(Data items)
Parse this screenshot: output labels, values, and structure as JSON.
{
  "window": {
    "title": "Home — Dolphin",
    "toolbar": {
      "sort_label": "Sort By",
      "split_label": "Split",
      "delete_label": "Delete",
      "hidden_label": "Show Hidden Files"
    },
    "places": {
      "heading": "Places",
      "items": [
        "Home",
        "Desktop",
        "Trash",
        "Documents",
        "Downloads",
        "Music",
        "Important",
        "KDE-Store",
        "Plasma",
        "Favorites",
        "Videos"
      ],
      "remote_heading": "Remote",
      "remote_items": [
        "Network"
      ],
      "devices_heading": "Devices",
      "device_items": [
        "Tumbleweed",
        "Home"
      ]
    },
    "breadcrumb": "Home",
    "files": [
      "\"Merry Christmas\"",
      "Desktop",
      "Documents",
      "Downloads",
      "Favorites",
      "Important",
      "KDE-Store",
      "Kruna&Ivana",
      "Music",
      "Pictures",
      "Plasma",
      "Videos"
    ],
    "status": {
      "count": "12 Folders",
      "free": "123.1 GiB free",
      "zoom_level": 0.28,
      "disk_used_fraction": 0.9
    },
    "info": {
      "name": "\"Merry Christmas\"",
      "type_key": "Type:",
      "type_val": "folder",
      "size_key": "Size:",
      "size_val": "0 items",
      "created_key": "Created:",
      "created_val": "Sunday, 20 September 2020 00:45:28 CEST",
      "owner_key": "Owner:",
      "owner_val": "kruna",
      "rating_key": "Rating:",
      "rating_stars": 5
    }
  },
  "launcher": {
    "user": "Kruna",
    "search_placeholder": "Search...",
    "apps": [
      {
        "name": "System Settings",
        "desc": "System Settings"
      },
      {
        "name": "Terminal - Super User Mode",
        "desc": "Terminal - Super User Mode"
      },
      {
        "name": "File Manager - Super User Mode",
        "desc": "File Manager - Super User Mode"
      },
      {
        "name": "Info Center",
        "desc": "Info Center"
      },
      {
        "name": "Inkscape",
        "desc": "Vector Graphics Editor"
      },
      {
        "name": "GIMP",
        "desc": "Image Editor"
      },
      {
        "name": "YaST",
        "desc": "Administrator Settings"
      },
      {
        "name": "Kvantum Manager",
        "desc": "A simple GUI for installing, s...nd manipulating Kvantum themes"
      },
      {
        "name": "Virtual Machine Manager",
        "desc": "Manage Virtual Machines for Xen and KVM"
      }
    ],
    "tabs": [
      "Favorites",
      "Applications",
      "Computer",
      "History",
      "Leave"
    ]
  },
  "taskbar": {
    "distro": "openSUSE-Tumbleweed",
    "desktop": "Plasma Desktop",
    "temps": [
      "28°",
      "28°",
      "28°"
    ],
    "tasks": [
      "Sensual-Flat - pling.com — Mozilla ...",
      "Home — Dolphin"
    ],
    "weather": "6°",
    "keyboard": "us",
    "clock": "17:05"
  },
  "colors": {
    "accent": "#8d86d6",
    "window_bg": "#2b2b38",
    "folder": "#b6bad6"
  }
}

Stated problem = Where a line above includes "Kvantum", copy that line.

Answer for this exercise =
        "name": "Kvantum Manager",
        "desc": "A simple GUI for installing, s...nd manipulating Kvantum themes"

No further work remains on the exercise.